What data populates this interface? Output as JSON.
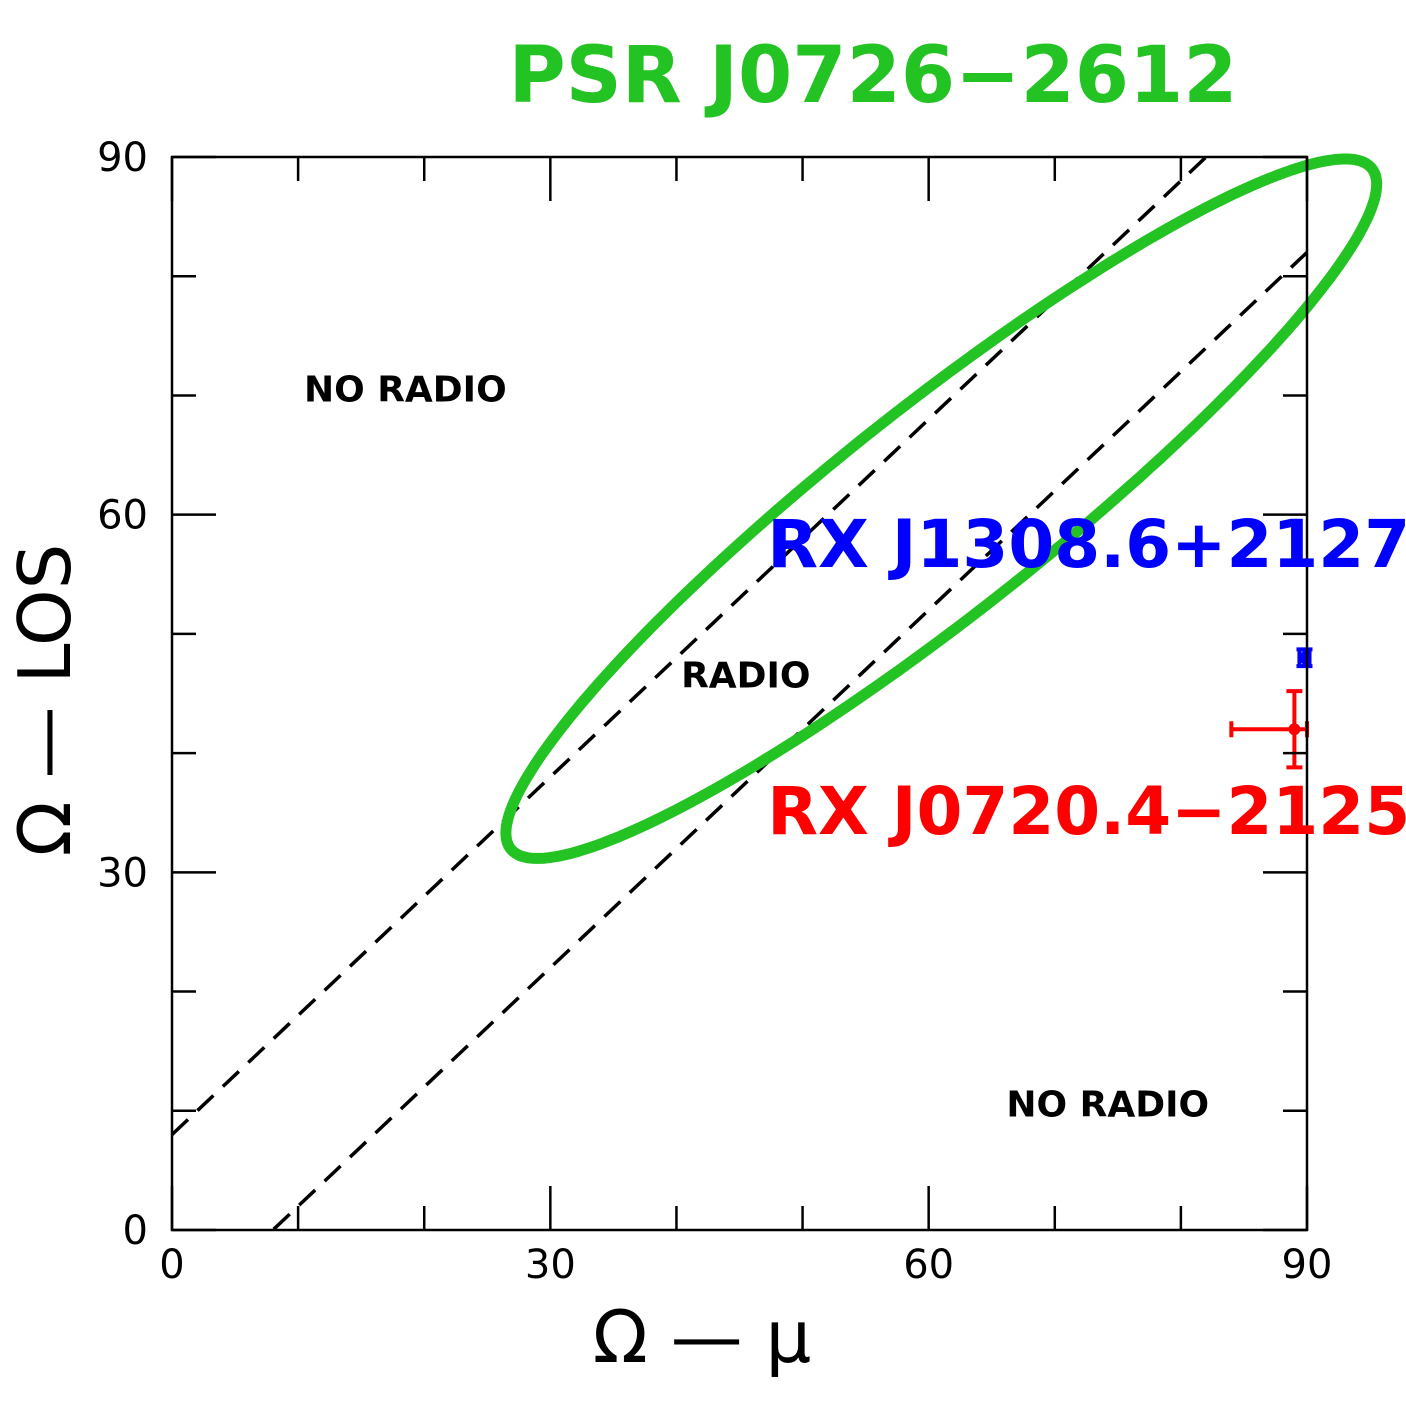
{
  "chart_data": {
    "type": "scatter",
    "title": "PSR J0726−2612",
    "xlabel": "Ω — μ",
    "ylabel": "Ω — LOS",
    "xlim": [
      0,
      90
    ],
    "ylim": [
      0,
      90
    ],
    "x_ticks": [
      "0",
      "30",
      "60",
      "90"
    ],
    "y_ticks": [
      "0",
      "30",
      "60",
      "90"
    ],
    "grid": false,
    "colors": {
      "psr": "#22c322",
      "rx1308": "#0000ff",
      "rx0720": "#ff0000",
      "boundary": "#000000"
    },
    "region_labels": [
      {
        "text": "NO RADIO",
        "x": 18.5,
        "y": 69.5
      },
      {
        "text": "RADIO",
        "x": 45.5,
        "y": 45.5
      },
      {
        "text": "NO RADIO",
        "x": 74.2,
        "y": 9.5
      }
    ],
    "boundary_lines": [
      {
        "intercept": 8,
        "slope": 1
      },
      {
        "intercept": -8,
        "slope": 1
      }
    ],
    "psr_region": {
      "name": "PSR J0726−2612",
      "center": [
        61,
        60.5
      ],
      "semi_major": 44.5,
      "semi_minor": 8.5,
      "angle_deg": 40
    },
    "series": [
      {
        "name": "RX J1308.6+2127",
        "points": [
          {
            "x": 89.8,
            "y": 48,
            "xerr": [
              0.4,
              0.4
            ],
            "yerr": [
              0.7,
              0.7
            ]
          }
        ]
      },
      {
        "name": "RX J0720.4−2125",
        "points": [
          {
            "x": 89,
            "y": 42,
            "xerr": [
              5,
              1
            ],
            "yerr": [
              3.2,
              3.2
            ]
          }
        ]
      }
    ],
    "source_labels": [
      {
        "text": "RX J1308.6+2127",
        "x": 47.2,
        "y": 55.6
      },
      {
        "text": "RX J0720.4−2125",
        "x": 47.2,
        "y": 33.2
      }
    ]
  }
}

====

| Task |
Copy each line exactly, and leave the pictures out of your copy.

| The reply |
What data populates this interface? Output as JSON.
{
  "chart_data": {
    "type": "scatter",
    "title": "PSR J0726−2612",
    "xlabel": "Ω — μ",
    "ylabel": "Ω — LOS",
    "xlim": [
      0,
      90
    ],
    "ylim": [
      0,
      90
    ],
    "x_ticks": [
      "0",
      "30",
      "60",
      "90"
    ],
    "y_ticks": [
      "0",
      "30",
      "60",
      "90"
    ],
    "grid": false,
    "colors": {
      "psr": "#22c322",
      "rx1308": "#0000ff",
      "rx0720": "#ff0000",
      "boundary": "#000000"
    },
    "region_labels": [
      {
        "text": "NO RADIO",
        "x": 18.5,
        "y": 69.5
      },
      {
        "text": "RADIO",
        "x": 45.5,
        "y": 45.5
      },
      {
        "text": "NO RADIO",
        "x": 74.2,
        "y": 9.5
      }
    ],
    "boundary_lines": [
      {
        "intercept": 8,
        "slope": 1
      },
      {
        "intercept": -8,
        "slope": 1
      }
    ],
    "psr_region": {
      "name": "PSR J0726−2612",
      "center": [
        61,
        60.5
      ],
      "semi_major": 44.5,
      "semi_minor": 8.5,
      "angle_deg": 40
    },
    "series": [
      {
        "name": "RX J1308.6+2127",
        "points": [
          {
            "x": 89.8,
            "y": 48,
            "xerr": [
              0.4,
              0.4
            ],
            "yerr": [
              0.7,
              0.7
            ]
          }
        ]
      },
      {
        "name": "RX J0720.4−2125",
        "points": [
          {
            "x": 89,
            "y": 42,
            "xerr": [
              5,
              1
            ],
            "yerr": [
              3.2,
              3.2
            ]
          }
        ]
      }
    ],
    "source_labels": [
      {
        "text": "RX J1308.6+2127",
        "x": 47.2,
        "y": 55.6
      },
      {
        "text": "RX J0720.4−2125",
        "x": 47.2,
        "y": 33.2
      }
    ]
  }
}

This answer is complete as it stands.